Task: Reproduce the material exactly, omitting nothing.

[Data records start]

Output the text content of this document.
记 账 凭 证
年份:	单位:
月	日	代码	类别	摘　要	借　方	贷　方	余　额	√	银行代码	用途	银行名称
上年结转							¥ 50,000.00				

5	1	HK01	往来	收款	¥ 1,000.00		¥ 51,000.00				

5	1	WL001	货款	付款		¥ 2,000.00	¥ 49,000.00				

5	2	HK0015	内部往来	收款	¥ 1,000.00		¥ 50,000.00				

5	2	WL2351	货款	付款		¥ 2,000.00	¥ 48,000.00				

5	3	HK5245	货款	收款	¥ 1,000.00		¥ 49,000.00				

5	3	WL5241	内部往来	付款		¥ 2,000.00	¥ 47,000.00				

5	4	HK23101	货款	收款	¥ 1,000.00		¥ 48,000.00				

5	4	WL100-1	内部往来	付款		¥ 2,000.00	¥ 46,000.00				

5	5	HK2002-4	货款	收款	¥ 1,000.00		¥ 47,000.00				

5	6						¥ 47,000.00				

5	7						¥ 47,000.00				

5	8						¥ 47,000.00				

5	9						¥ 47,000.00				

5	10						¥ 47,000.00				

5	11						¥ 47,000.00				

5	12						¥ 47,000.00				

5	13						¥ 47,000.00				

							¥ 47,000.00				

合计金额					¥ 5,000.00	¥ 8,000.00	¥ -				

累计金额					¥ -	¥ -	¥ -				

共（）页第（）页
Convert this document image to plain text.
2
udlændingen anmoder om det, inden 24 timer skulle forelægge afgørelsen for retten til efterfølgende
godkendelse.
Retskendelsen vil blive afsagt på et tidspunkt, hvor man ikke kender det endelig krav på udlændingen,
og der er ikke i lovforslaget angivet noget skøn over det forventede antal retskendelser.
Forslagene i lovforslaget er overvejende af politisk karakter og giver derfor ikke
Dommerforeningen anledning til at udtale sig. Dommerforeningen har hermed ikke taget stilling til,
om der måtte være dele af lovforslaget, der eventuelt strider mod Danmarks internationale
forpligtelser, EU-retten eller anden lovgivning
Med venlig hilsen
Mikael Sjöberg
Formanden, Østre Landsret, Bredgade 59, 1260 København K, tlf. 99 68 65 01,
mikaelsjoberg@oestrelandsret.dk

[Data records end]

Completed exercise:
Output the text content of this document.
记 账 凭 证
年份:	单位:
月	日	代码	类别	摘　要	借　方	贷　方	余　额	√	银行代码	用途	银行名称
上年结转							¥ 50,000.00				

5	1	HK01	往来	收款	¥ 1,000.00		¥ 51,000.00				

5	1	WL001	货款	付款		¥ 2,000.00	¥ 49,000.00				

5	2	HK0015	内部往来	收款	¥ 1,000.00		¥ 50,000.00				

5	2	WL2351	货款	付款		¥ 2,000.00	¥ 48,000.00				

5	3	HK5245	货款	收款	¥ 1,000.00		¥ 49,000.00				

5	3	WL5241	内部往来	付款		¥ 2,000.00	¥ 47,000.00				

5	4	HK23101	货款	收款	¥ 1,000.00		¥ 48,000.00				

5	4	WL100-1	内部往来	付款		¥ 2,000.00	¥ 46,000.00				

5	5	HK2002-4	货款	收款	¥ 1,000.00		¥ 47,000.00				

5	6						¥ 47,000.00				

5	7						¥ 47,000.00				

5	8						¥ 47,000.00				

5	9						¥ 47,000.00				

5	10						¥ 47,000.00				

5	11						¥ 47,000.00				

5	12						¥ 47,000.00				

5	13						¥ 47,000.00				

							¥ 47,000.00				

合计金额					¥ 5,000.00	¥ 8,000.00	¥ -				

累计金额					¥ -	¥ -	¥ -				

共（）页第（）页
Convert this document image to plain text.
2
udlændingen anmoder om det, inden 24 timer skulle forelægge afgørelsen for retten til efterfølgende
godkendelse.
Retskendelsen vil blive afsagt på et tidspunkt, hvor man ikke kender det endelig krav på udlændingen,
og der er ikke i lovforslaget angivet noget skøn over det forventede antal retskendelser.
Forslagene i lovforslaget er overvejende af politisk karakter og giver derfor ikke
Dommerforeningen anledning til at udtale sig. Dommerforeningen har hermed ikke taget stilling til,
om der måtte være dele af lovforslaget, der eventuelt strider mod Danmarks internationale
forpligtelser, EU-retten eller anden lovgivning
Med venlig hilsen
Mikael Sjöberg
Formanden, Østre Landsret, Bredgade 59, 1260 København K, tlf. 99 68 65 01,
mikaelsjoberg@oestrelandsret.dk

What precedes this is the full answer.